Each line from the one that contains "Extract all readable text from this page." to the end of the material must be set down exactly, and no line before it.

DATA FOR PROCESSING:
—————
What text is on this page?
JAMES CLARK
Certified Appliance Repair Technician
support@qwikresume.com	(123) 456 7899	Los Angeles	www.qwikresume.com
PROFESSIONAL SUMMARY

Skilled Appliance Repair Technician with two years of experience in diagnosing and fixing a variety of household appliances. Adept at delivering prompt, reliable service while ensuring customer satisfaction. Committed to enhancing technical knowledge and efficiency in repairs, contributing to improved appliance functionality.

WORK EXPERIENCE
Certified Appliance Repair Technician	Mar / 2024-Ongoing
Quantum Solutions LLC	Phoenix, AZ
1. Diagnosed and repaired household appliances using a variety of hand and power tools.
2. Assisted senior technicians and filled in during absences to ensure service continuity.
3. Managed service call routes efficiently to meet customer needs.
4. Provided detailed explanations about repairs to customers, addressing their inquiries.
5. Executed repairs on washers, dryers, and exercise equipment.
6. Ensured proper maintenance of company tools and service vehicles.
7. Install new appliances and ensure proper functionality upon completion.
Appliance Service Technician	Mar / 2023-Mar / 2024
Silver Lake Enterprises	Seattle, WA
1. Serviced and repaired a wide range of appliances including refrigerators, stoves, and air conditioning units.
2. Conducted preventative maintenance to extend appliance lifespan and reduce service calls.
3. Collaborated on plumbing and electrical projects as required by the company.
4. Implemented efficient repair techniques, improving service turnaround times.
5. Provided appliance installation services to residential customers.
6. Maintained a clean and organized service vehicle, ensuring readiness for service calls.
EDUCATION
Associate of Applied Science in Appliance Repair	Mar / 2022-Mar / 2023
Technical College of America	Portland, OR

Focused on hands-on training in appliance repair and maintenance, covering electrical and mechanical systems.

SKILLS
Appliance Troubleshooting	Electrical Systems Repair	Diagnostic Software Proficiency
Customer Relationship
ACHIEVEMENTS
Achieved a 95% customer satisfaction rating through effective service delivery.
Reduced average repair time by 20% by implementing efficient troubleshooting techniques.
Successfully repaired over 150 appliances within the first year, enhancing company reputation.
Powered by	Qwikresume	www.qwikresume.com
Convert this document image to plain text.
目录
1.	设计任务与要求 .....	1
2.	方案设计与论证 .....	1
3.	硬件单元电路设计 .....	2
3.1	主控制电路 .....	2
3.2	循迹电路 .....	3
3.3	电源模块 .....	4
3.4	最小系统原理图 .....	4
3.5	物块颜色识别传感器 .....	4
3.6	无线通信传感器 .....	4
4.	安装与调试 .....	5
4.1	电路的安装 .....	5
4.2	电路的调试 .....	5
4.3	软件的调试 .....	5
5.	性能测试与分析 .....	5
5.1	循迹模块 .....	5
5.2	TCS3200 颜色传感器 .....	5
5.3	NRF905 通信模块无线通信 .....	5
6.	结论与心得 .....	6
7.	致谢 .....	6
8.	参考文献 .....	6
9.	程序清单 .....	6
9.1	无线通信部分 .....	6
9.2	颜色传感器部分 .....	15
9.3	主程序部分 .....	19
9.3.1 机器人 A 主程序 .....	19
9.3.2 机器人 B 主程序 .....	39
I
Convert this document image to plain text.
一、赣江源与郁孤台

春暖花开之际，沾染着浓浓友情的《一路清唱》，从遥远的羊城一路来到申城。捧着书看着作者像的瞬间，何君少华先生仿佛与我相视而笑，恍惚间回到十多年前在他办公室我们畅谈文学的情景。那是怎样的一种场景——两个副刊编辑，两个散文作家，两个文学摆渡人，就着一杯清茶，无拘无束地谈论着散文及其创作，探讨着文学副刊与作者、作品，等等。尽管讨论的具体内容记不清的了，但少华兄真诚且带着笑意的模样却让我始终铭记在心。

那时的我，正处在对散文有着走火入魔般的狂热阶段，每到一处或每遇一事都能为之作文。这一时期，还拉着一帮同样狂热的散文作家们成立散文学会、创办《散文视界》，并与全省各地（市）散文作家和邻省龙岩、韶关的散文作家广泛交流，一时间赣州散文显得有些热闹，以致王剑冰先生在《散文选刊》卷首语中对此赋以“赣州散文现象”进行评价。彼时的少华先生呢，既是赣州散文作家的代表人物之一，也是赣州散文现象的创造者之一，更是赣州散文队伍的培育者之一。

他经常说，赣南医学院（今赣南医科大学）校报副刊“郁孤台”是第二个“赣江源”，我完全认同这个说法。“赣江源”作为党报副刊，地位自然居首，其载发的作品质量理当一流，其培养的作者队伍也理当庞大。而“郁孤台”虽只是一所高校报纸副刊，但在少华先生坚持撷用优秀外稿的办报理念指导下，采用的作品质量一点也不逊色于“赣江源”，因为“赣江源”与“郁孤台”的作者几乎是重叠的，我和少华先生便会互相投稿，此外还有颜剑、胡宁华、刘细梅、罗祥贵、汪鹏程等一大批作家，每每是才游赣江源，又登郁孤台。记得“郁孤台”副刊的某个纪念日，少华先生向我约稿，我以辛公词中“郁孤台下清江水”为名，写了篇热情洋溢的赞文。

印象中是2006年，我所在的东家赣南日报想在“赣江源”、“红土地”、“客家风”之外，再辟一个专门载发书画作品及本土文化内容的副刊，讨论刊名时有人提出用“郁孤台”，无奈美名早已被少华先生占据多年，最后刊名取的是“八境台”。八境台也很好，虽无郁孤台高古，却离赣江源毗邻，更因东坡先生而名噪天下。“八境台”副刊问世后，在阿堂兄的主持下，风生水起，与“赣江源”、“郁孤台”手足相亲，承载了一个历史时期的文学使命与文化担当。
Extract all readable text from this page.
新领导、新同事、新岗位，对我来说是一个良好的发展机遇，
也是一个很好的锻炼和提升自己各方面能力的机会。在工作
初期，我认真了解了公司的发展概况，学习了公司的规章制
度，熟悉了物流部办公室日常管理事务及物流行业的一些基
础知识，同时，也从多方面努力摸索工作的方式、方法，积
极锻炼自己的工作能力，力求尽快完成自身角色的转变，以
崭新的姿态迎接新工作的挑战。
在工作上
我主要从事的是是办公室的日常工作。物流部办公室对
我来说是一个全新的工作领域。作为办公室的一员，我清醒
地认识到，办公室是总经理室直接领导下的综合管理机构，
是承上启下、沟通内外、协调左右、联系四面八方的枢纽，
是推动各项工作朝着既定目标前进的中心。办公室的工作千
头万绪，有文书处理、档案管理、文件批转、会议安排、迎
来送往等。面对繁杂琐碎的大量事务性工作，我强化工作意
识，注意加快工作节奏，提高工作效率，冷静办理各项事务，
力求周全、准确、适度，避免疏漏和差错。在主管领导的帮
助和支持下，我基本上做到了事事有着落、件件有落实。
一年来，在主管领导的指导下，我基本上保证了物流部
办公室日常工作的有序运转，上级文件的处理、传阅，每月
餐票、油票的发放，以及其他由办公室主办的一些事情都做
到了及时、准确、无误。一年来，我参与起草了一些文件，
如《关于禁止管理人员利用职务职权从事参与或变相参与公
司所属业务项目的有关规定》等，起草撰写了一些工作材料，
—————
WRITTEN REPLY:
Extract all readable text from this page.
新领导、新同事、新岗位，对我来说是一个良好的发展机遇，
也是一个很好的锻炼和提升自己各方面能力的机会。在工作
初期，我认真了解了公司的发展概况，学习了公司的规章制
度，熟悉了物流部办公室日常管理事务及物流行业的一些基
础知识，同时，也从多方面努力摸索工作的方式、方法，积
极锻炼自己的工作能力，力求尽快完成自身角色的转变，以
崭新的姿态迎接新工作的挑战。
在工作上
我主要从事的是是办公室的日常工作。物流部办公室对
我来说是一个全新的工作领域。作为办公室的一员，我清醒
地认识到，办公室是总经理室直接领导下的综合管理机构，
是承上启下、沟通内外、协调左右、联系四面八方的枢纽，
是推动各项工作朝着既定目标前进的中心。办公室的工作千
头万绪，有文书处理、档案管理、文件批转、会议安排、迎
来送往等。面对繁杂琐碎的大量事务性工作，我强化工作意
识，注意加快工作节奏，提高工作效率，冷静办理各项事务，
力求周全、准确、适度，避免疏漏和差错。在主管领导的帮
助和支持下，我基本上做到了事事有着落、件件有落实。
一年来，在主管领导的指导下，我基本上保证了物流部
办公室日常工作的有序运转，上级文件的处理、传阅，每月
餐票、油票的发放，以及其他由办公室主办的一些事情都做
到了及时、准确、无误。一年来，我参与起草了一些文件，
如《关于禁止管理人员利用职务职权从事参与或变相参与公
司所属业务项目的有关规定》等，起草撰写了一些工作材料，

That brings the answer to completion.